_PROBLEM TO WORK ON_
Repeat every record below exactly, omitting any pictures.

▼

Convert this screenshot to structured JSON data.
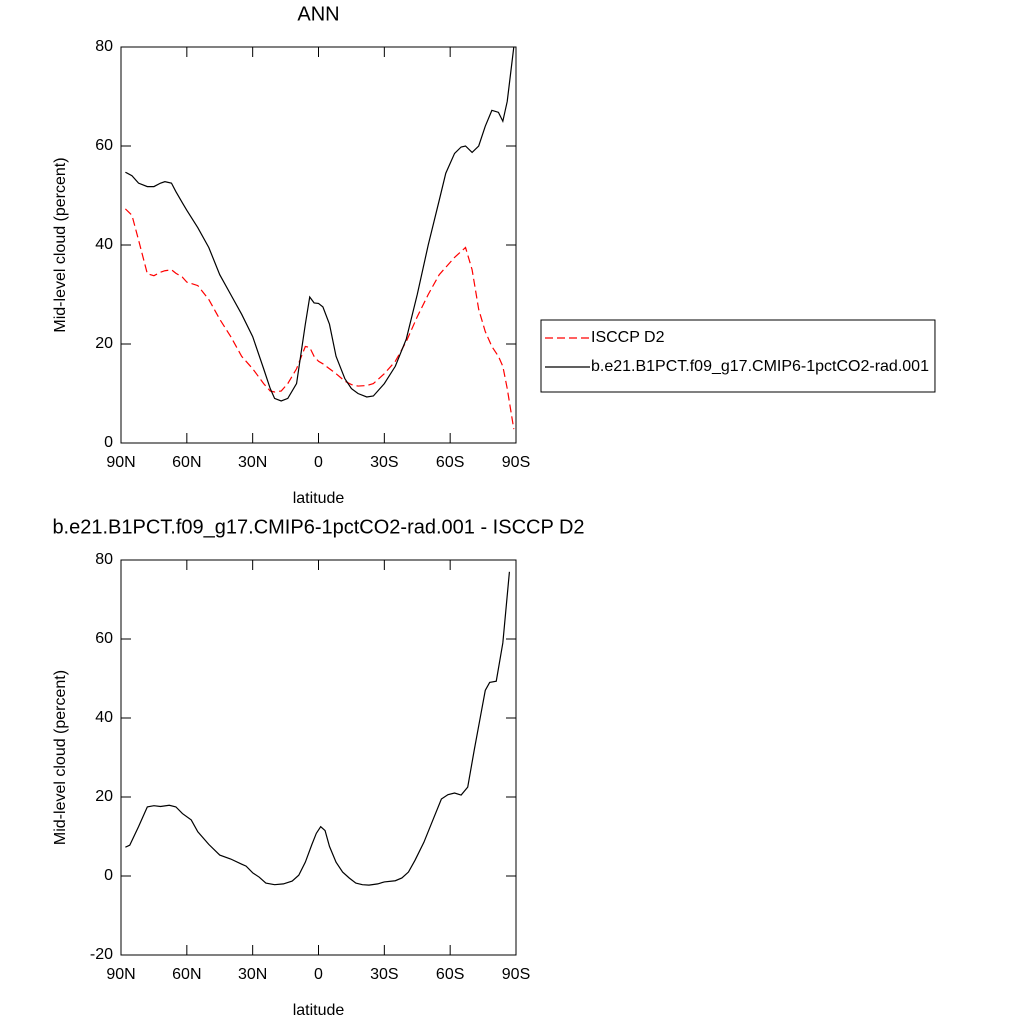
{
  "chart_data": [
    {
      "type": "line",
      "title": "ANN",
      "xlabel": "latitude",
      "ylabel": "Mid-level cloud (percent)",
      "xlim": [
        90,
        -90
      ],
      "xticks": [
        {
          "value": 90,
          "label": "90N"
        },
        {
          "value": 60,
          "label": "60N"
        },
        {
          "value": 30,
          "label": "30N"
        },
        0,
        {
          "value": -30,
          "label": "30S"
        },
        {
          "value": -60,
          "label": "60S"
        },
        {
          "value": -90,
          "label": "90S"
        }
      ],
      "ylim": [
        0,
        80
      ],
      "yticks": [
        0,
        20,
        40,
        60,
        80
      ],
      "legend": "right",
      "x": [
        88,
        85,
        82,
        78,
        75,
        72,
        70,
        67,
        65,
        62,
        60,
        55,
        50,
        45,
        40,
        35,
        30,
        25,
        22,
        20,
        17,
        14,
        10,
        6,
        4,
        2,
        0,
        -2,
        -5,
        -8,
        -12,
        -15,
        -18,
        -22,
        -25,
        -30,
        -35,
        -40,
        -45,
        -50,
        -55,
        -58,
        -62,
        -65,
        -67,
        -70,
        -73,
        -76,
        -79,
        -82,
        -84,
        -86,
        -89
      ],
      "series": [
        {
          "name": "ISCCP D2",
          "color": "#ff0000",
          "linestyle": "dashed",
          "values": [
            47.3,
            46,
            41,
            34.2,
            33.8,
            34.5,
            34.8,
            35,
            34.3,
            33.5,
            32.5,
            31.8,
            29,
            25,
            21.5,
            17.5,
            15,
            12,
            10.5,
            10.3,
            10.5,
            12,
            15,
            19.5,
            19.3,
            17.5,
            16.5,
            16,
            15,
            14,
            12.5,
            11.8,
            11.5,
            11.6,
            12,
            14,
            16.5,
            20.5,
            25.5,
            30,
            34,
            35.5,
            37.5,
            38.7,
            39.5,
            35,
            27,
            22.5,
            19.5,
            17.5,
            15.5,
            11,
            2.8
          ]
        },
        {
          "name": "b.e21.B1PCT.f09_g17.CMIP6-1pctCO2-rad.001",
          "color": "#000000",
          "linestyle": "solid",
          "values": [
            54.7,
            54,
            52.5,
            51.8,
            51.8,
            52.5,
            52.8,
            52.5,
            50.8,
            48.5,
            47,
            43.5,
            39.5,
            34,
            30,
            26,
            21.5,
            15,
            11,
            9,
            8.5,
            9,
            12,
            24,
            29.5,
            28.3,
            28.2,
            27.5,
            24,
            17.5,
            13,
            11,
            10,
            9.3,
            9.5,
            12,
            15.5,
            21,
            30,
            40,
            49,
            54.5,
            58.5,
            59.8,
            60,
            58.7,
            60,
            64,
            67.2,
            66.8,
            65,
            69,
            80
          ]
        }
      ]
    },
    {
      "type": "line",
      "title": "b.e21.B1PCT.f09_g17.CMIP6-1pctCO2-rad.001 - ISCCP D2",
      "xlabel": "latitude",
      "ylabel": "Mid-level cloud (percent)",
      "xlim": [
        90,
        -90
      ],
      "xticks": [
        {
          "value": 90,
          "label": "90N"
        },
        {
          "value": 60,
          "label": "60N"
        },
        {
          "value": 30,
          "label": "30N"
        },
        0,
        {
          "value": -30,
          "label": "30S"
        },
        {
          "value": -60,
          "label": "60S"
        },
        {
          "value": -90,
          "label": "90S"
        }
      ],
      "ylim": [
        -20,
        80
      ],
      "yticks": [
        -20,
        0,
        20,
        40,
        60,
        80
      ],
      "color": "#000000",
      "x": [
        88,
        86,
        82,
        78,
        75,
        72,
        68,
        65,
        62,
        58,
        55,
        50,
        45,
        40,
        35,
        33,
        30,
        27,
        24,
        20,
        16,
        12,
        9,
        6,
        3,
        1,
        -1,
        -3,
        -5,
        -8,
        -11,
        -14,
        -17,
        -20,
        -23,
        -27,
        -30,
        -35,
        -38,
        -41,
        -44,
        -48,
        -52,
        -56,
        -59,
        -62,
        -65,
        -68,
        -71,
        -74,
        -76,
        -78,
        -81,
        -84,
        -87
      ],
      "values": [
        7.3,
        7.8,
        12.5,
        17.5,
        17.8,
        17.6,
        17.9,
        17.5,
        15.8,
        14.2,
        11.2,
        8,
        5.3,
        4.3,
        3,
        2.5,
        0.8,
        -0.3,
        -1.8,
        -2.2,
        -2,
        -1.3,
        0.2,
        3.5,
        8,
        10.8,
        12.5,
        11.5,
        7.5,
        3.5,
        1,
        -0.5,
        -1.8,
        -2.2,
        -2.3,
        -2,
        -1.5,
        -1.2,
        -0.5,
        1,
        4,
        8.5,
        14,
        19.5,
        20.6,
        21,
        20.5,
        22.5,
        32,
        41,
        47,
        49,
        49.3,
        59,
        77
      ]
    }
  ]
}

▲

_EXPECTED OUTPUT_
Convert this screenshot to structured JSON data.
{
  "chart_data": [
    {
      "type": "line",
      "title": "ANN",
      "xlabel": "latitude",
      "ylabel": "Mid-level cloud (percent)",
      "xlim": [
        90,
        -90
      ],
      "xticks": [
        {
          "value": 90,
          "label": "90N"
        },
        {
          "value": 60,
          "label": "60N"
        },
        {
          "value": 30,
          "label": "30N"
        },
        0,
        {
          "value": -30,
          "label": "30S"
        },
        {
          "value": -60,
          "label": "60S"
        },
        {
          "value": -90,
          "label": "90S"
        }
      ],
      "ylim": [
        0,
        80
      ],
      "yticks": [
        0,
        20,
        40,
        60,
        80
      ],
      "legend": "right",
      "x": [
        88,
        85,
        82,
        78,
        75,
        72,
        70,
        67,
        65,
        62,
        60,
        55,
        50,
        45,
        40,
        35,
        30,
        25,
        22,
        20,
        17,
        14,
        10,
        6,
        4,
        2,
        0,
        -2,
        -5,
        -8,
        -12,
        -15,
        -18,
        -22,
        -25,
        -30,
        -35,
        -40,
        -45,
        -50,
        -55,
        -58,
        -62,
        -65,
        -67,
        -70,
        -73,
        -76,
        -79,
        -82,
        -84,
        -86,
        -89
      ],
      "series": [
        {
          "name": "ISCCP D2",
          "color": "#ff0000",
          "linestyle": "dashed",
          "values": [
            47.3,
            46,
            41,
            34.2,
            33.8,
            34.5,
            34.8,
            35,
            34.3,
            33.5,
            32.5,
            31.8,
            29,
            25,
            21.5,
            17.5,
            15,
            12,
            10.5,
            10.3,
            10.5,
            12,
            15,
            19.5,
            19.3,
            17.5,
            16.5,
            16,
            15,
            14,
            12.5,
            11.8,
            11.5,
            11.6,
            12,
            14,
            16.5,
            20.5,
            25.5,
            30,
            34,
            35.5,
            37.5,
            38.7,
            39.5,
            35,
            27,
            22.5,
            19.5,
            17.5,
            15.5,
            11,
            2.8
          ]
        },
        {
          "name": "b.e21.B1PCT.f09_g17.CMIP6-1pctCO2-rad.001",
          "color": "#000000",
          "linestyle": "solid",
          "values": [
            54.7,
            54,
            52.5,
            51.8,
            51.8,
            52.5,
            52.8,
            52.5,
            50.8,
            48.5,
            47,
            43.5,
            39.5,
            34,
            30,
            26,
            21.5,
            15,
            11,
            9,
            8.5,
            9,
            12,
            24,
            29.5,
            28.3,
            28.2,
            27.5,
            24,
            17.5,
            13,
            11,
            10,
            9.3,
            9.5,
            12,
            15.5,
            21,
            30,
            40,
            49,
            54.5,
            58.5,
            59.8,
            60,
            58.7,
            60,
            64,
            67.2,
            66.8,
            65,
            69,
            80
          ]
        }
      ]
    },
    {
      "type": "line",
      "title": "b.e21.B1PCT.f09_g17.CMIP6-1pctCO2-rad.001 - ISCCP D2",
      "xlabel": "latitude",
      "ylabel": "Mid-level cloud (percent)",
      "xlim": [
        90,
        -90
      ],
      "xticks": [
        {
          "value": 90,
          "label": "90N"
        },
        {
          "value": 60,
          "label": "60N"
        },
        {
          "value": 30,
          "label": "30N"
        },
        0,
        {
          "value": -30,
          "label": "30S"
        },
        {
          "value": -60,
          "label": "60S"
        },
        {
          "value": -90,
          "label": "90S"
        }
      ],
      "ylim": [
        -20,
        80
      ],
      "yticks": [
        -20,
        0,
        20,
        40,
        60,
        80
      ],
      "color": "#000000",
      "x": [
        88,
        86,
        82,
        78,
        75,
        72,
        68,
        65,
        62,
        58,
        55,
        50,
        45,
        40,
        35,
        33,
        30,
        27,
        24,
        20,
        16,
        12,
        9,
        6,
        3,
        1,
        -1,
        -3,
        -5,
        -8,
        -11,
        -14,
        -17,
        -20,
        -23,
        -27,
        -30,
        -35,
        -38,
        -41,
        -44,
        -48,
        -52,
        -56,
        -59,
        -62,
        -65,
        -68,
        -71,
        -74,
        -76,
        -78,
        -81,
        -84,
        -87
      ],
      "values": [
        7.3,
        7.8,
        12.5,
        17.5,
        17.8,
        17.6,
        17.9,
        17.5,
        15.8,
        14.2,
        11.2,
        8,
        5.3,
        4.3,
        3,
        2.5,
        0.8,
        -0.3,
        -1.8,
        -2.2,
        -2,
        -1.3,
        0.2,
        3.5,
        8,
        10.8,
        12.5,
        11.5,
        7.5,
        3.5,
        1,
        -0.5,
        -1.8,
        -2.2,
        -2.3,
        -2,
        -1.5,
        -1.2,
        -0.5,
        1,
        4,
        8.5,
        14,
        19.5,
        20.6,
        21,
        20.5,
        22.5,
        32,
        41,
        47,
        49,
        49.3,
        59,
        77
      ]
    }
  ]
}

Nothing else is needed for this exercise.